Details van de taak: Haal alle regels uit de onderstaande records en geef ze ongewijzigd weer.

Verstrekte gegevens:
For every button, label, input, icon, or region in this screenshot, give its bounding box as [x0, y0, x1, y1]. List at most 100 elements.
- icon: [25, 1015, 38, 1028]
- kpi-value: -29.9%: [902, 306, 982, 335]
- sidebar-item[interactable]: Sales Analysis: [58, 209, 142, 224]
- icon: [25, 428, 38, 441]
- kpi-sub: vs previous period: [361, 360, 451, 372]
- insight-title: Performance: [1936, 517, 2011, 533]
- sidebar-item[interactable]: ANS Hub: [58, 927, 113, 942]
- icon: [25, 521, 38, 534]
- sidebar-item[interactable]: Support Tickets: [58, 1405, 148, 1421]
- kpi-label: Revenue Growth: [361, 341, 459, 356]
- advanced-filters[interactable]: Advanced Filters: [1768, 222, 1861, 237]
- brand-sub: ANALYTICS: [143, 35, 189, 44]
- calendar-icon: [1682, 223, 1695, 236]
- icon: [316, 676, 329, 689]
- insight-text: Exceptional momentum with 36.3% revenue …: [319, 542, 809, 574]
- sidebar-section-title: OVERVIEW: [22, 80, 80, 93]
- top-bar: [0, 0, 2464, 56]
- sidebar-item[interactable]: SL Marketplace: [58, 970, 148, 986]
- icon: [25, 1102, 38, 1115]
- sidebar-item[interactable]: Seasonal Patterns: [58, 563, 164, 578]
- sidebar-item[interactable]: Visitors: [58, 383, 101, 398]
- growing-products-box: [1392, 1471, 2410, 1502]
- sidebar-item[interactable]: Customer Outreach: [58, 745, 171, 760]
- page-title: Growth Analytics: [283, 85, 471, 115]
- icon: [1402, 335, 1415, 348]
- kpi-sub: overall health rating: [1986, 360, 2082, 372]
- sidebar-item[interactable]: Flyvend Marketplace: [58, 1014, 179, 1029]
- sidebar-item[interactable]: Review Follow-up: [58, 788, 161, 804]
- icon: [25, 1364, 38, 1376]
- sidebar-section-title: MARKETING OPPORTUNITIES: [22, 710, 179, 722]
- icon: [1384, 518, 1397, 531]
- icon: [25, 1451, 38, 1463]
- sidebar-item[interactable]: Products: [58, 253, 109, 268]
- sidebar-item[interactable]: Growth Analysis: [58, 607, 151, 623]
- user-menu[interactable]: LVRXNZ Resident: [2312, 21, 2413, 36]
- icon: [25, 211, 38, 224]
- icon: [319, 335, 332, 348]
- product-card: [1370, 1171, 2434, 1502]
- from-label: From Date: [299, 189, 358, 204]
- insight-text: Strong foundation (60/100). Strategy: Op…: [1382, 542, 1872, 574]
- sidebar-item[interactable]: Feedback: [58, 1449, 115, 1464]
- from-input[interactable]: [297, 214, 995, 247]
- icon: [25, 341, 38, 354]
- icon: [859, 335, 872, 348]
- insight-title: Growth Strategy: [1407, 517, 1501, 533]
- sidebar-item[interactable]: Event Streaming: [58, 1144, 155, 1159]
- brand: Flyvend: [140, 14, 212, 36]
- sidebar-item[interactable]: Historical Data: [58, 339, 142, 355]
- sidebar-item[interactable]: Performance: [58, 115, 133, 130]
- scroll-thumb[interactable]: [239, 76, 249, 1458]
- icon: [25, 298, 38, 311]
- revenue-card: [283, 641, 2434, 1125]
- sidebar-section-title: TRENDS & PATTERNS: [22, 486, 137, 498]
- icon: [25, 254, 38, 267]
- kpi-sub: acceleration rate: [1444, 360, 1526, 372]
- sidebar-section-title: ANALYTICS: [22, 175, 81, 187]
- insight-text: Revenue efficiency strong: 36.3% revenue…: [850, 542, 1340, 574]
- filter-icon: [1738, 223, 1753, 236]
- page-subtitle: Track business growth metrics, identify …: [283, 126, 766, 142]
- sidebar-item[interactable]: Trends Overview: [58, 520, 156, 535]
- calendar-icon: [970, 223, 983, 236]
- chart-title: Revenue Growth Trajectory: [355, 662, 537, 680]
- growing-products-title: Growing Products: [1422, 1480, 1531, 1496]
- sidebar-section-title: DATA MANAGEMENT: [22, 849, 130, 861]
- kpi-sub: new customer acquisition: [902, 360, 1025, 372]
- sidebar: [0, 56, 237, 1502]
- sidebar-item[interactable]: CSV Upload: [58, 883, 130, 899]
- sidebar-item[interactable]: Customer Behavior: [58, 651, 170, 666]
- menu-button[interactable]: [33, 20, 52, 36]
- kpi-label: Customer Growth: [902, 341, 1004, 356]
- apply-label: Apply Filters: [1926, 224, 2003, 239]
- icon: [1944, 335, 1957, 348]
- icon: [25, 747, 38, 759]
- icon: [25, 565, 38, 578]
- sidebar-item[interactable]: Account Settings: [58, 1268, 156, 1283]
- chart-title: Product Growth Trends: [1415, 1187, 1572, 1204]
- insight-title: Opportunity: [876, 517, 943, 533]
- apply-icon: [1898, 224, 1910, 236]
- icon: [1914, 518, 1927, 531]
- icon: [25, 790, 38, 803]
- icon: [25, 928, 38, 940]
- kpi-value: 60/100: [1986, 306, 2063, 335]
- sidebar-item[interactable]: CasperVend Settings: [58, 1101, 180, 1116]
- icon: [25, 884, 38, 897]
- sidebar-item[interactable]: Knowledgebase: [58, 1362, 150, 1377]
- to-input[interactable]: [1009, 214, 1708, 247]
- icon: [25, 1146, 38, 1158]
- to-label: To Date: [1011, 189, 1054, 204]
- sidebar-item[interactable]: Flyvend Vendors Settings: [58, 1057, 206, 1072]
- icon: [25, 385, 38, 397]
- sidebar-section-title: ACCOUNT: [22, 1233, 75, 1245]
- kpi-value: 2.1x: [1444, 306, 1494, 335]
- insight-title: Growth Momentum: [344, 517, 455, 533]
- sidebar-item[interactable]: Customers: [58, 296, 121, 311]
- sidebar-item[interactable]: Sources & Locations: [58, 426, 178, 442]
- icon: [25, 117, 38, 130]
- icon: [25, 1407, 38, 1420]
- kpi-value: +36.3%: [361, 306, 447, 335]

Antwoord op opgave:
For every button, label, input, icon, or region in this screenshot, give its bounding box as [x0, y0, x1, y1]. List at most 100 elements.
- icon: [25, 1015, 38, 1028]
- kpi-value: -29.9%: [902, 306, 982, 335]
- sidebar-item[interactable]: Sales Analysis: [58, 209, 142, 224]
- icon: [25, 428, 38, 441]
- kpi-sub: vs previous period: [361, 360, 451, 372]
- insight-title: Performance: [1936, 517, 2011, 533]
- sidebar-item[interactable]: ANS Hub: [58, 927, 113, 942]
- icon: [25, 521, 38, 534]
- sidebar-item[interactable]: Support Tickets: [58, 1405, 148, 1421]
- kpi-label: Revenue Growth: [361, 341, 459, 356]
- advanced-filters[interactable]: Advanced Filters: [1768, 222, 1861, 237]
- brand-sub: ANALYTICS: [143, 35, 189, 44]
- calendar-icon: [1682, 223, 1695, 236]
- icon: [316, 676, 329, 689]
- insight-text: Exceptional momentum with 36.3% revenue …: [319, 542, 809, 574]
- sidebar-section-title: OVERVIEW: [22, 80, 80, 93]
- top-bar: [0, 0, 2464, 56]
- sidebar-item[interactable]: SL Marketplace: [58, 970, 148, 986]
- icon: [25, 1102, 38, 1115]
- sidebar-item[interactable]: Seasonal Patterns: [58, 563, 164, 578]
- sidebar-item[interactable]: Visitors: [58, 383, 101, 398]
- growing-products-box: [1392, 1471, 2410, 1502]
- sidebar-item[interactable]: Customer Outreach: [58, 745, 171, 760]
- page-title: Growth Analytics: [283, 85, 471, 115]
- icon: [1402, 335, 1415, 348]
- kpi-sub: overall health rating: [1986, 360, 2082, 372]
- sidebar-item[interactable]: Flyvend Marketplace: [58, 1014, 179, 1029]
- sidebar-item[interactable]: Review Follow-up: [58, 788, 161, 804]
- icon: [25, 1364, 38, 1376]
- sidebar-section-title: MARKETING OPPORTUNITIES: [22, 710, 179, 722]
- icon: [1384, 518, 1397, 531]
- icon: [25, 1451, 38, 1463]
- sidebar-item[interactable]: Products: [58, 253, 109, 268]
- sidebar-item[interactable]: Growth Analysis: [58, 607, 151, 623]
- user-menu[interactable]: LVRXNZ Resident: [2312, 21, 2413, 36]
- icon: [25, 211, 38, 224]
- icon: [319, 335, 332, 348]
- product-card: [1370, 1171, 2434, 1502]
- from-label: From Date: [299, 189, 358, 204]
- insight-text: Strong foundation (60/100). Strategy: Op…: [1382, 542, 1872, 574]
- sidebar-item[interactable]: Feedback: [58, 1449, 115, 1464]
- from-input[interactable]: [297, 214, 995, 247]
- icon: [25, 341, 38, 354]
- icon: [859, 335, 872, 348]
- insight-title: Growth Strategy: [1407, 517, 1501, 533]
- sidebar-item[interactable]: Event Streaming: [58, 1144, 155, 1159]
- brand: Flyvend: [140, 14, 212, 36]
- sidebar-item[interactable]: Historical Data: [58, 339, 142, 355]
- sidebar-item[interactable]: Performance: [58, 115, 133, 130]
- scroll-thumb[interactable]: [239, 76, 249, 1458]
- icon: [25, 298, 38, 311]
- revenue-card: [283, 641, 2434, 1125]
- sidebar-section-title: TRENDS & PATTERNS: [22, 486, 137, 498]
- icon: [25, 254, 38, 267]
- kpi-sub: acceleration rate: [1444, 360, 1526, 372]
- sidebar-section-title: ANALYTICS: [22, 175, 81, 187]
- insight-text: Revenue efficiency strong: 36.3% revenue…: [850, 542, 1340, 574]
- filter-icon: [1738, 223, 1753, 236]
- page-subtitle: Track business growth metrics, identify …: [283, 126, 766, 142]
- sidebar-item[interactable]: Trends Overview: [58, 520, 156, 535]
- calendar-icon: [970, 223, 983, 236]
- chart-title: Revenue Growth Trajectory: [355, 662, 537, 680]
- growing-products-title: Growing Products: [1422, 1480, 1531, 1496]
- sidebar-section-title: DATA MANAGEMENT: [22, 849, 130, 861]
- kpi-sub: new customer acquisition: [902, 360, 1025, 372]
- sidebar: [0, 56, 237, 1502]
- sidebar-item[interactable]: CSV Upload: [58, 883, 130, 899]
- sidebar-item[interactable]: Customer Behavior: [58, 651, 170, 666]
- menu-button[interactable]: [33, 20, 52, 36]
- kpi-label: Customer Growth: [902, 341, 1004, 356]
- apply-label: Apply Filters: [1926, 224, 2003, 239]
- icon: [1944, 335, 1957, 348]
- icon: [25, 747, 38, 759]
- icon: [25, 565, 38, 578]
- sidebar-item[interactable]: Account Settings: [58, 1268, 156, 1283]
- chart-title: Product Growth Trends: [1415, 1187, 1572, 1204]
- insight-title: Opportunity: [876, 517, 943, 533]
- apply-icon: [1898, 224, 1910, 236]
- icon: [1914, 518, 1927, 531]
- icon: [25, 790, 38, 803]
- icon: [25, 928, 38, 940]
- kpi-value: 60/100: [1986, 306, 2063, 335]
- sidebar-item[interactable]: CasperVend Settings: [58, 1101, 180, 1116]
- icon: [25, 884, 38, 897]
- sidebar-item[interactable]: Knowledgebase: [58, 1362, 150, 1377]
- to-input[interactable]: [1009, 214, 1708, 247]
- icon: [25, 1146, 38, 1158]
- to-label: To Date: [1011, 189, 1054, 204]
- sidebar-item[interactable]: Flyvend Vendors Settings: [58, 1057, 206, 1072]
- icon: [25, 385, 38, 397]
- sidebar-section-title: ACCOUNT: [22, 1233, 75, 1245]
- kpi-value: 2.1x: [1444, 306, 1494, 335]
- insight-title: Growth Momentum: [344, 517, 455, 533]
- sidebar-item[interactable]: Customers: [58, 296, 121, 311]
- sidebar-item[interactable]: Sources & Locations: [58, 426, 178, 442]
- icon: [25, 117, 38, 130]
- icon: [25, 1407, 38, 1420]
- kpi-value: +36.3%: [361, 306, 447, 335]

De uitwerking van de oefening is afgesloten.